Written request — Answer with nothing but a number: how many lines include the word "flash"?

Extracted data —

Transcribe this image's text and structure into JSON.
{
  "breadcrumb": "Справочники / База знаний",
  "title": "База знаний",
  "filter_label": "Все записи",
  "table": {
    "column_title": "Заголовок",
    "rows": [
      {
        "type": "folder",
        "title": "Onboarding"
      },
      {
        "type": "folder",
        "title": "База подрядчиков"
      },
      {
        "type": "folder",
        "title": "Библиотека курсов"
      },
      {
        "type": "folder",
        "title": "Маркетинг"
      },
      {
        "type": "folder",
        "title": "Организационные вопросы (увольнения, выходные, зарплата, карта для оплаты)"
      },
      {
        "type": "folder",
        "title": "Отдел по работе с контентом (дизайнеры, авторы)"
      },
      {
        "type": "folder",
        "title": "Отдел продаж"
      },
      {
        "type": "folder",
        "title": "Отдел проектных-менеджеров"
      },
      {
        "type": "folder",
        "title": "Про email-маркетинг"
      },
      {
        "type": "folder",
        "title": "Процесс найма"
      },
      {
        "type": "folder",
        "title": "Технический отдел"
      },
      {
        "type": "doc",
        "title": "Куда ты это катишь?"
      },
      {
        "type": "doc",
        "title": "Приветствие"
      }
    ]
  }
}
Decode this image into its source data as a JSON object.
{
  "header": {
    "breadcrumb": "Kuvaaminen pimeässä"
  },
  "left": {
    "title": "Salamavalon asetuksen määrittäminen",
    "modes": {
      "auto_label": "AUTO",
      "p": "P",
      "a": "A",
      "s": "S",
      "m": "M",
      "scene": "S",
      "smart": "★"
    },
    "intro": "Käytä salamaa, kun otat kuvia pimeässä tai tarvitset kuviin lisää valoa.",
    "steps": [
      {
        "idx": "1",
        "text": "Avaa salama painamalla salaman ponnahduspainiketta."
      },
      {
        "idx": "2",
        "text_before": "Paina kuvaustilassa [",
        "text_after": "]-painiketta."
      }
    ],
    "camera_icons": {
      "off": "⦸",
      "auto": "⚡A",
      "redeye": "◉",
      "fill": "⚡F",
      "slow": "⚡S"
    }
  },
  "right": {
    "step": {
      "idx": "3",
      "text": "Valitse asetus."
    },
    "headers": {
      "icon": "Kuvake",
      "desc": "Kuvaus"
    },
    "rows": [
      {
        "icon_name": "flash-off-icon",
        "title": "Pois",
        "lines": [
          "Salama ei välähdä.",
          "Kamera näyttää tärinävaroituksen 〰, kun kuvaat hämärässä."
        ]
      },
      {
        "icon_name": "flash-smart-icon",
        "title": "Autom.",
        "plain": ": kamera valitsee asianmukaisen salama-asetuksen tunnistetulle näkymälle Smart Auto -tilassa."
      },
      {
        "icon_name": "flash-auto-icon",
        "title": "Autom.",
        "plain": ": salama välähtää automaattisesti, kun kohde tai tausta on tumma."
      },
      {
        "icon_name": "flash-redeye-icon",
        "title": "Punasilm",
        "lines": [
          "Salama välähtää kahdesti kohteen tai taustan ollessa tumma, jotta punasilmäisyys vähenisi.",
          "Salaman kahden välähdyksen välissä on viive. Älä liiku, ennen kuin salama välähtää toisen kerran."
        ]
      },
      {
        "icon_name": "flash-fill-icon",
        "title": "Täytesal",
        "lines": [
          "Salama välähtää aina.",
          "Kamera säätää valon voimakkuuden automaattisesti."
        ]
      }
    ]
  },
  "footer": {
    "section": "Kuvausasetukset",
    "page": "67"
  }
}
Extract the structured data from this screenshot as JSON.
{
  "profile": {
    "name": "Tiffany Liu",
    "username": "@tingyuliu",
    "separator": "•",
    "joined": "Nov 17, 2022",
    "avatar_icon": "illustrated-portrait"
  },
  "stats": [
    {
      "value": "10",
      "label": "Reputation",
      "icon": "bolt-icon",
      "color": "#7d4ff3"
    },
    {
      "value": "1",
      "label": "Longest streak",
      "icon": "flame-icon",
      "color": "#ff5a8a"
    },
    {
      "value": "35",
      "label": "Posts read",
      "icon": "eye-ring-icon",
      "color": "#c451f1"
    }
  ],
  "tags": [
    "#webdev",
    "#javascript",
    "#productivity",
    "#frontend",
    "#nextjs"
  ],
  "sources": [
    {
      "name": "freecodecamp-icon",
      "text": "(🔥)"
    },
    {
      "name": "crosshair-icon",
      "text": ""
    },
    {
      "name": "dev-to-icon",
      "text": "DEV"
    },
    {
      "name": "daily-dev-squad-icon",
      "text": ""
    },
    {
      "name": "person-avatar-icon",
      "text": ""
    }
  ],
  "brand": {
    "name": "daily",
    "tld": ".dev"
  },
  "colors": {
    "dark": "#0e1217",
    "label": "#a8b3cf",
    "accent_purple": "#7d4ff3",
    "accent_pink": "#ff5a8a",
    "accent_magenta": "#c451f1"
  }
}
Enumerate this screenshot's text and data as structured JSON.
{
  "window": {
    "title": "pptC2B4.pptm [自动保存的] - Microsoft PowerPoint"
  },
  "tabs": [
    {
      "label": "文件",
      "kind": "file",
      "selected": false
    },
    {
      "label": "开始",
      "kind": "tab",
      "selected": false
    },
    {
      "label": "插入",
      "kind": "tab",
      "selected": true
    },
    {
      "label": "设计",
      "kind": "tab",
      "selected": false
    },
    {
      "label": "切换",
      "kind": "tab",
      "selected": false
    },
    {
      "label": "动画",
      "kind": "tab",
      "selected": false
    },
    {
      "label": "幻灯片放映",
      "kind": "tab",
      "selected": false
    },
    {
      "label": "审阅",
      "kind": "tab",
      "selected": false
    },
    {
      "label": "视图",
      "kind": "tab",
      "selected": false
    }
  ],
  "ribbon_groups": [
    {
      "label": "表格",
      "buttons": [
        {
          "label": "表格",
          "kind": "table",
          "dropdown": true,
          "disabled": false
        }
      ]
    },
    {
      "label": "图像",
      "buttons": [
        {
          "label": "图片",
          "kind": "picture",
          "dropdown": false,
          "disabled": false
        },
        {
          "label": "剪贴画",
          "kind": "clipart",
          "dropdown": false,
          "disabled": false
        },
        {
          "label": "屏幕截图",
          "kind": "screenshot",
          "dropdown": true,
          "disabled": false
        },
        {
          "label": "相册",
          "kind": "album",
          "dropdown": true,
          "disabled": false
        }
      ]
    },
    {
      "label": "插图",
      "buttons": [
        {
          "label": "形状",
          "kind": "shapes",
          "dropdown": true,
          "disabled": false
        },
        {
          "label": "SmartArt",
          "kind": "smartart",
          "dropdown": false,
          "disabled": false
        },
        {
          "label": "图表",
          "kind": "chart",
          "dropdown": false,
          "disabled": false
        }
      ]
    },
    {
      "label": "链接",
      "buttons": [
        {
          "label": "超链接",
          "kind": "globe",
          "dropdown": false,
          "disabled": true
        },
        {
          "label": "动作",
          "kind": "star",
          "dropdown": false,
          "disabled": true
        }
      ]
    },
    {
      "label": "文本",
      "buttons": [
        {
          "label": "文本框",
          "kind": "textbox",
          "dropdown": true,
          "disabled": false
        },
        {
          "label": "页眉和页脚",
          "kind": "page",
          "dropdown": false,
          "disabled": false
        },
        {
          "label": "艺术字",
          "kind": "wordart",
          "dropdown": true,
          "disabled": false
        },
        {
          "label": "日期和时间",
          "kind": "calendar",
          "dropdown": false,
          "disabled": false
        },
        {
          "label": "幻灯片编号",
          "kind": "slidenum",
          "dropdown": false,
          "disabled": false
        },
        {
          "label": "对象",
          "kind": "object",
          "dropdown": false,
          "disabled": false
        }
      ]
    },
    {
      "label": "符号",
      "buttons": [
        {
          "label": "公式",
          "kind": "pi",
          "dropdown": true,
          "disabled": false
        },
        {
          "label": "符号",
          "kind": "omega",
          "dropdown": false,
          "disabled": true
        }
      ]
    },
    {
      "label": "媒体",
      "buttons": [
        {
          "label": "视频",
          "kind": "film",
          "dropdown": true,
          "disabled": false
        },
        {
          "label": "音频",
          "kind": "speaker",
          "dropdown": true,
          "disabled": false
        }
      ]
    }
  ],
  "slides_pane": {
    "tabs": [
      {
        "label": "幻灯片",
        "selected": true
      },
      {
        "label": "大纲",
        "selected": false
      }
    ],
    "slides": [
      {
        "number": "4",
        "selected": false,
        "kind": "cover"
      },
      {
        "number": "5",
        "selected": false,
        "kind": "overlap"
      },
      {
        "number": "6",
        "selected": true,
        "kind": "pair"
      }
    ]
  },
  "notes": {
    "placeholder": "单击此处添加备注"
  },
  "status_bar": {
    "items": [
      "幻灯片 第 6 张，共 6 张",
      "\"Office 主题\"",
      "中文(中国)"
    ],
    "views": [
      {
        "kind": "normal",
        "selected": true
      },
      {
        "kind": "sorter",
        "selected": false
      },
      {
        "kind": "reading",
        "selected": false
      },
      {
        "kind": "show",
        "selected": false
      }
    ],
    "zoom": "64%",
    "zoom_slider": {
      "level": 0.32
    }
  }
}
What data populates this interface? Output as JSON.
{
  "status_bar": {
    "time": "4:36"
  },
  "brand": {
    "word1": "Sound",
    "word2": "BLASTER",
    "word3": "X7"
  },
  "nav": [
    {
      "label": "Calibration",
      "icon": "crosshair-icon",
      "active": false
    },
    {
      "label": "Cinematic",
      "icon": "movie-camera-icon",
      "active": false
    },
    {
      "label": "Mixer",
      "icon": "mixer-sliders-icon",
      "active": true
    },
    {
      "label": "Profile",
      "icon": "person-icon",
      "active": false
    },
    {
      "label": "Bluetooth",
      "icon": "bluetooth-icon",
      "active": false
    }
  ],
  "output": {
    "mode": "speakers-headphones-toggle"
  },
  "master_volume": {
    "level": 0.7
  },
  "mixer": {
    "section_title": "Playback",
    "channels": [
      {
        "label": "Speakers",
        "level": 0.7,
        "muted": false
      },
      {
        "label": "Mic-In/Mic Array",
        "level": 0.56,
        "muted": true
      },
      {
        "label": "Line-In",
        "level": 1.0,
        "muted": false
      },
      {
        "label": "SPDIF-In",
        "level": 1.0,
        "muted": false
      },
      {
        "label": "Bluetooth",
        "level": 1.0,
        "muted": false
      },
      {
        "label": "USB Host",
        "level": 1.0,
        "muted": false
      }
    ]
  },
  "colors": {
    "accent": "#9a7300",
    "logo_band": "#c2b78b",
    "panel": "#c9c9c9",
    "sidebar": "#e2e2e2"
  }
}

Exercise answer — 5